Excerpt from a dataset:

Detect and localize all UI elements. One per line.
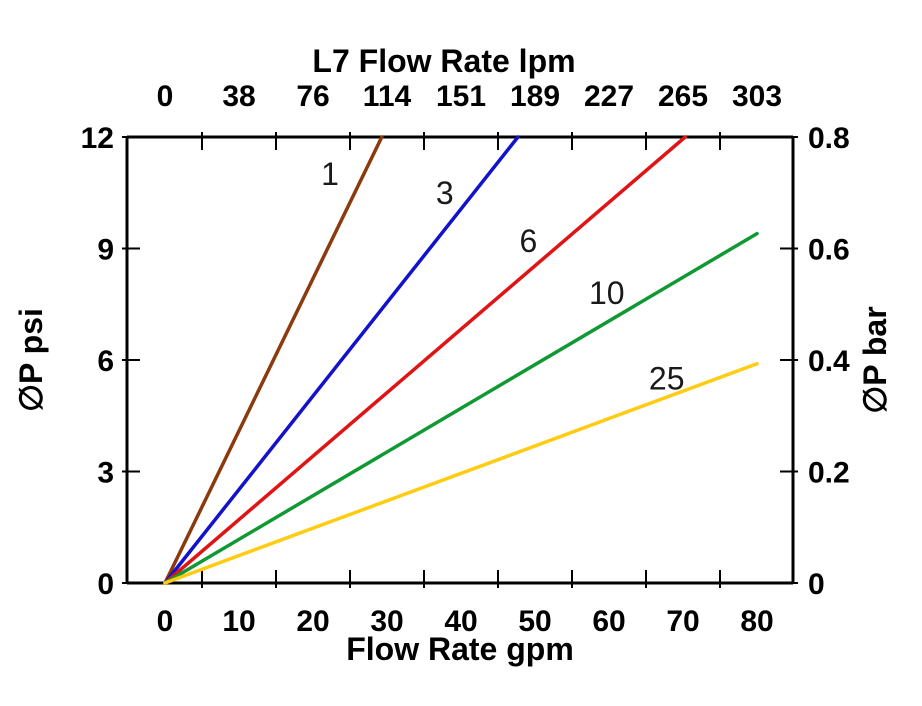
bottom-axis-tick-label: 0 bbox=[157, 605, 174, 638]
top-axis-tick-label: 0 bbox=[157, 80, 174, 113]
left-axis-tick-label: 3 bbox=[97, 457, 114, 490]
series-line-10 bbox=[163, 231, 759, 585]
bottom-axis-tick-label: 30 bbox=[370, 605, 403, 638]
top-axis-tick-label: 189 bbox=[510, 80, 560, 113]
series-line-1 bbox=[163, 135, 384, 585]
series-label-6: 6 bbox=[519, 223, 537, 259]
left-axis-tick-label: 9 bbox=[97, 234, 114, 267]
top-axis-tick-label: 265 bbox=[658, 80, 708, 113]
series-line-6 bbox=[163, 135, 687, 585]
top-axis-tick-label: 114 bbox=[363, 80, 412, 113]
right-axis-tick-label: 0.8 bbox=[808, 122, 850, 155]
left-axis-title: ∅P psi bbox=[13, 308, 49, 412]
right-axis-tick-label: 0.2 bbox=[808, 457, 850, 490]
bottom-axis-title: Flow Rate gpm bbox=[346, 631, 574, 667]
bottom-axis-tick-label: 60 bbox=[592, 605, 625, 638]
top-axis-tick-label: 38 bbox=[222, 80, 255, 113]
series-label-10: 10 bbox=[589, 275, 625, 311]
bottom-axis-tick-label: 70 bbox=[666, 605, 699, 638]
right-axis-tick-label: 0.4 bbox=[808, 345, 850, 378]
right-axis-tick-label: 0.6 bbox=[808, 234, 850, 267]
series-label-1: 1 bbox=[321, 156, 339, 192]
bottom-axis-tick-label: 50 bbox=[518, 605, 551, 638]
top-axis-tick-label: 151 bbox=[436, 80, 486, 113]
series-label-3: 3 bbox=[436, 175, 454, 211]
series-line-25 bbox=[163, 361, 759, 585]
top-axis-tick-label: 227 bbox=[584, 80, 634, 113]
bottom-axis-tick-label: 10 bbox=[222, 605, 255, 638]
right-axis-title: ∅P bar bbox=[857, 306, 893, 413]
top-axis-tick-label: 303 bbox=[732, 80, 782, 113]
left-axis-tick-label: 6 bbox=[97, 345, 114, 378]
right-axis-tick-label: 0 bbox=[808, 568, 825, 601]
top-axis-title: L7 Flow Rate lpm bbox=[312, 43, 575, 79]
left-axis-tick-label: 0 bbox=[97, 568, 114, 601]
bottom-axis-tick-label: 40 bbox=[444, 605, 477, 638]
series-line-3 bbox=[163, 135, 520, 585]
bottom-axis-tick-label: 80 bbox=[740, 605, 773, 638]
left-axis-tick-label: 12 bbox=[81, 122, 114, 155]
bottom-axis-tick-label: 20 bbox=[296, 605, 329, 638]
top-axis-tick-label: 76 bbox=[296, 80, 329, 113]
series-label-25: 25 bbox=[649, 361, 685, 397]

__Requirements__:
Filter the records, keeping each line that contains the string "left". Treat uppercase and lowercase as different when matching.

__Exercise output__:
left-axis-tick-label: 3 bbox=[97, 457, 114, 490]
left-axis-tick-label: 9 bbox=[97, 234, 114, 267]
left-axis-title: ∅P psi bbox=[13, 308, 49, 412]
left-axis-tick-label: 6 bbox=[97, 345, 114, 378]
left-axis-tick-label: 0 bbox=[97, 568, 114, 601]
left-axis-tick-label: 12 bbox=[81, 122, 114, 155]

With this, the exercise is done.